Required work:
Produce the listing below again, exactly as shown.

Provided data:
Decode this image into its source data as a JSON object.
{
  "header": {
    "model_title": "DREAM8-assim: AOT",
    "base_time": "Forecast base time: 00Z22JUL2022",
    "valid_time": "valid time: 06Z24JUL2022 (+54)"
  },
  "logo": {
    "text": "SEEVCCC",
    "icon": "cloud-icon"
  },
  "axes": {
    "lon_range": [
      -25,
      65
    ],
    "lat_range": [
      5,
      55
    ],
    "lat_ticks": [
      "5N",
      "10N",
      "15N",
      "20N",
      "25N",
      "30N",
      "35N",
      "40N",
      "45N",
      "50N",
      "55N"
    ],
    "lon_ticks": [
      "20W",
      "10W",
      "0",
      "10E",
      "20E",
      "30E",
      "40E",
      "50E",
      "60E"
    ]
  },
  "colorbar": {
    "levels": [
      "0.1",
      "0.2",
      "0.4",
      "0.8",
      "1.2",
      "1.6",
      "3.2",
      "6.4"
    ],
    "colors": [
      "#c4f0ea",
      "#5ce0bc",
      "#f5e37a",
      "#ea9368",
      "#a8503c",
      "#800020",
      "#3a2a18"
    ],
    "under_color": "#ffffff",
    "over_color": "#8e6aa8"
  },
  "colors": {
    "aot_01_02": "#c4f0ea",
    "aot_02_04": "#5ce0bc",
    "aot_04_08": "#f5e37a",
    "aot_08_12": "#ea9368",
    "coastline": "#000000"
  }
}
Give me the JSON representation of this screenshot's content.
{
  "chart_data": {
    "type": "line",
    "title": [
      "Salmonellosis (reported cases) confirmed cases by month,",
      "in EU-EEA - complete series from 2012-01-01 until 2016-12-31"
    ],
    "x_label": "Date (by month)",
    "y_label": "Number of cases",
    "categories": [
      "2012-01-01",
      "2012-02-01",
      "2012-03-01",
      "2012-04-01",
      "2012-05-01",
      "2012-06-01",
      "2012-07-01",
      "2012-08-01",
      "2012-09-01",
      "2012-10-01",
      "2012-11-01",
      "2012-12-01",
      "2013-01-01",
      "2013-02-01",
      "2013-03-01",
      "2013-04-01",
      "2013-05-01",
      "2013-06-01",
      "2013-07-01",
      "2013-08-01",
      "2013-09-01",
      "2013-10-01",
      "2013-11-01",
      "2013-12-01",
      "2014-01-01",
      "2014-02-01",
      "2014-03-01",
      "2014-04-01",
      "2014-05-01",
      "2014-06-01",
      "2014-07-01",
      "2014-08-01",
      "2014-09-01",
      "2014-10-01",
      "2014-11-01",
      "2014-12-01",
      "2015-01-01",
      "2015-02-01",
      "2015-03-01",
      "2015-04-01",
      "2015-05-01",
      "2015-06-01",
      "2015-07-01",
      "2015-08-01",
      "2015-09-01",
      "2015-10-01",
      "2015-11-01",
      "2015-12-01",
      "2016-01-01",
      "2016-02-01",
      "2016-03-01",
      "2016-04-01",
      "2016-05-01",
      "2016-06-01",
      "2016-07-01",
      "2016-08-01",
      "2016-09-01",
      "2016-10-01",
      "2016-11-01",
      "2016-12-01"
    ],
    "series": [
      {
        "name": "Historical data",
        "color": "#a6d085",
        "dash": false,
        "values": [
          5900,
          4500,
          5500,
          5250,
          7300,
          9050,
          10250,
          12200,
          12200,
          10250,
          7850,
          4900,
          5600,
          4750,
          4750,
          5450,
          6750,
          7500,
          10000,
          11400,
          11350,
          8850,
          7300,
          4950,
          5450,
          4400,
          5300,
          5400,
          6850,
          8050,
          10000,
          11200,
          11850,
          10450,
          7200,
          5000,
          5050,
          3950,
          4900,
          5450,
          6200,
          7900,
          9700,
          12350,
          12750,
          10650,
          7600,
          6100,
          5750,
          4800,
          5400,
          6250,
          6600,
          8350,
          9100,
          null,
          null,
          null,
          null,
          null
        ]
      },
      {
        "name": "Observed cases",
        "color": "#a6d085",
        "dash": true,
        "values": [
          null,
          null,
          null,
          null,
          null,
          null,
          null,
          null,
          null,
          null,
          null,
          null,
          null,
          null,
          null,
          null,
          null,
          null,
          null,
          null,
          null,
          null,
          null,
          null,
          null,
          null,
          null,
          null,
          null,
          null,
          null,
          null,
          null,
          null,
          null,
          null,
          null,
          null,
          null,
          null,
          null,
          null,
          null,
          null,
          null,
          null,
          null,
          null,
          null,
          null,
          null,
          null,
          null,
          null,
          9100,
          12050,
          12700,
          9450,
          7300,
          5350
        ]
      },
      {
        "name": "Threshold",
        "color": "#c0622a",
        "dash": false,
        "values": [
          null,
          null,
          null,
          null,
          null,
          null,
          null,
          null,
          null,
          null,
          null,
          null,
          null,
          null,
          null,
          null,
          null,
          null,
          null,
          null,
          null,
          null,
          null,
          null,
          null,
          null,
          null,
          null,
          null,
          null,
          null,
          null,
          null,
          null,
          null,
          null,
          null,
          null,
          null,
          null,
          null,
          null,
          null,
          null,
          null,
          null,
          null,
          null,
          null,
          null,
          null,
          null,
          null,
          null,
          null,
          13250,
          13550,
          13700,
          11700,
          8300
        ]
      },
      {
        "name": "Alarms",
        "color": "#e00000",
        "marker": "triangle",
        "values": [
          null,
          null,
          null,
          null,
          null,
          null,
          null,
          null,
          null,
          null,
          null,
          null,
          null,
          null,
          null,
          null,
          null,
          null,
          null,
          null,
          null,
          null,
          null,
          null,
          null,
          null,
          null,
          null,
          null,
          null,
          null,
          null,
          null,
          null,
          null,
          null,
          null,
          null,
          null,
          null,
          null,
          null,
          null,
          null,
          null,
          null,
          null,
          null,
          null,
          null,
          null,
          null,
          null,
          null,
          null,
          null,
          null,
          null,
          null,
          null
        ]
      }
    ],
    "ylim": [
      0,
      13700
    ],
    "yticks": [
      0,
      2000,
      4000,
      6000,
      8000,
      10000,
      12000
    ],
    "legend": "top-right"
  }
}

Full output:
Decode this image into its source data as a JSON object.
{
  "header": {
    "model_title": "DREAM8-assim: AOT",
    "base_time": "Forecast base time: 00Z22JUL2022",
    "valid_time": "valid time: 06Z24JUL2022 (+54)"
  },
  "logo": {
    "text": "SEEVCCC",
    "icon": "cloud-icon"
  },
  "axes": {
    "lon_range": [
      -25,
      65
    ],
    "lat_range": [
      5,
      55
    ],
    "lat_ticks": [
      "5N",
      "10N",
      "15N",
      "20N",
      "25N",
      "30N",
      "35N",
      "40N",
      "45N",
      "50N",
      "55N"
    ],
    "lon_ticks": [
      "20W",
      "10W",
      "0",
      "10E",
      "20E",
      "30E",
      "40E",
      "50E",
      "60E"
    ]
  },
  "colorbar": {
    "levels": [
      "0.1",
      "0.2",
      "0.4",
      "0.8",
      "1.2",
      "1.6",
      "3.2",
      "6.4"
    ],
    "colors": [
      "#c4f0ea",
      "#5ce0bc",
      "#f5e37a",
      "#ea9368",
      "#a8503c",
      "#800020",
      "#3a2a18"
    ],
    "under_color": "#ffffff",
    "over_color": "#8e6aa8"
  },
  "colors": {
    "aot_01_02": "#c4f0ea",
    "aot_02_04": "#5ce0bc",
    "aot_04_08": "#f5e37a",
    "aot_08_12": "#ea9368",
    "coastline": "#000000"
  }
}
Give me the JSON representation of this screenshot's content.
{
  "chart_data": {
    "type": "line",
    "title": [
      "Salmonellosis (reported cases) confirmed cases by month,",
      "in EU-EEA - complete series from 2012-01-01 until 2016-12-31"
    ],
    "x_label": "Date (by month)",
    "y_label": "Number of cases",
    "categories": [
      "2012-01-01",
      "2012-02-01",
      "2012-03-01",
      "2012-04-01",
      "2012-05-01",
      "2012-06-01",
      "2012-07-01",
      "2012-08-01",
      "2012-09-01",
      "2012-10-01",
      "2012-11-01",
      "2012-12-01",
      "2013-01-01",
      "2013-02-01",
      "2013-03-01",
      "2013-04-01",
      "2013-05-01",
      "2013-06-01",
      "2013-07-01",
      "2013-08-01",
      "2013-09-01",
      "2013-10-01",
      "2013-11-01",
      "2013-12-01",
      "2014-01-01",
      "2014-02-01",
      "2014-03-01",
      "2014-04-01",
      "2014-05-01",
      "2014-06-01",
      "2014-07-01",
      "2014-08-01",
      "2014-09-01",
      "2014-10-01",
      "2014-11-01",
      "2014-12-01",
      "2015-01-01",
      "2015-02-01",
      "2015-03-01",
      "2015-04-01",
      "2015-05-01",
      "2015-06-01",
      "2015-07-01",
      "2015-08-01",
      "2015-09-01",
      "2015-10-01",
      "2015-11-01",
      "2015-12-01",
      "2016-01-01",
      "2016-02-01",
      "2016-03-01",
      "2016-04-01",
      "2016-05-01",
      "2016-06-01",
      "2016-07-01",
      "2016-08-01",
      "2016-09-01",
      "2016-10-01",
      "2016-11-01",
      "2016-12-01"
    ],
    "series": [
      {
        "name": "Historical data",
        "color": "#a6d085",
        "dash": false,
        "values": [
          5900,
          4500,
          5500,
          5250,
          7300,
          9050,
          10250,
          12200,
          12200,
          10250,
          7850,
          4900,
          5600,
          4750,
          4750,
          5450,
          6750,
          7500,
          10000,
          11400,
          11350,
          8850,
          7300,
          4950,
          5450,
          4400,
          5300,
          5400,
          6850,
          8050,
          10000,
          11200,
          11850,
          10450,
          7200,
          5000,
          5050,
          3950,
          4900,
          5450,
          6200,
          7900,
          9700,
          12350,
          12750,
          10650,
          7600,
          6100,
          5750,
          4800,
          5400,
          6250,
          6600,
          8350,
          9100,
          null,
          null,
          null,
          null,
          null
        ]
      },
      {
        "name": "Observed cases",
        "color": "#a6d085",
        "dash": true,
        "values": [
          null,
          null,
          null,
          null,
          null,
          null,
          null,
          null,
          null,
          null,
          null,
          null,
          null,
          null,
          null,
          null,
          null,
          null,
          null,
          null,
          null,
          null,
          null,
          null,
          null,
          null,
          null,
          null,
          null,
          null,
          null,
          null,
          null,
          null,
          null,
          null,
          null,
          null,
          null,
          null,
          null,
          null,
          null,
          null,
          null,
          null,
          null,
          null,
          null,
          null,
          null,
          null,
          null,
          null,
          9100,
          12050,
          12700,
          9450,
          7300,
          5350
        ]
      },
      {
        "name": "Threshold",
        "color": "#c0622a",
        "dash": false,
        "values": [
          null,
          null,
          null,
          null,
          null,
          null,
          null,
          null,
          null,
          null,
          null,
          null,
          null,
          null,
          null,
          null,
          null,
          null,
          null,
          null,
          null,
          null,
          null,
          null,
          null,
          null,
          null,
          null,
          null,
          null,
          null,
          null,
          null,
          null,
          null,
          null,
          null,
          null,
          null,
          null,
          null,
          null,
          null,
          null,
          null,
          null,
          null,
          null,
          null,
          null,
          null,
          null,
          null,
          null,
          null,
          13250,
          13550,
          13700,
          11700,
          8300
        ]
      },
      {
        "name": "Alarms",
        "color": "#e00000",
        "marker": "triangle",
        "values": [
          null,
          null,
          null,
          null,
          null,
          null,
          null,
          null,
          null,
          null,
          null,
          null,
          null,
          null,
          null,
          null,
          null,
          null,
          null,
          null,
          null,
          null,
          null,
          null,
          null,
          null,
          null,
          null,
          null,
          null,
          null,
          null,
          null,
          null,
          null,
          null,
          null,
          null,
          null,
          null,
          null,
          null,
          null,
          null,
          null,
          null,
          null,
          null,
          null,
          null,
          null,
          null,
          null,
          null,
          null,
          null,
          null,
          null,
          null,
          null
        ]
      }
    ],
    "ylim": [
      0,
      13700
    ],
    "yticks": [
      0,
      2000,
      4000,
      6000,
      8000,
      10000,
      12000
    ],
    "legend": "top-right"
  }
}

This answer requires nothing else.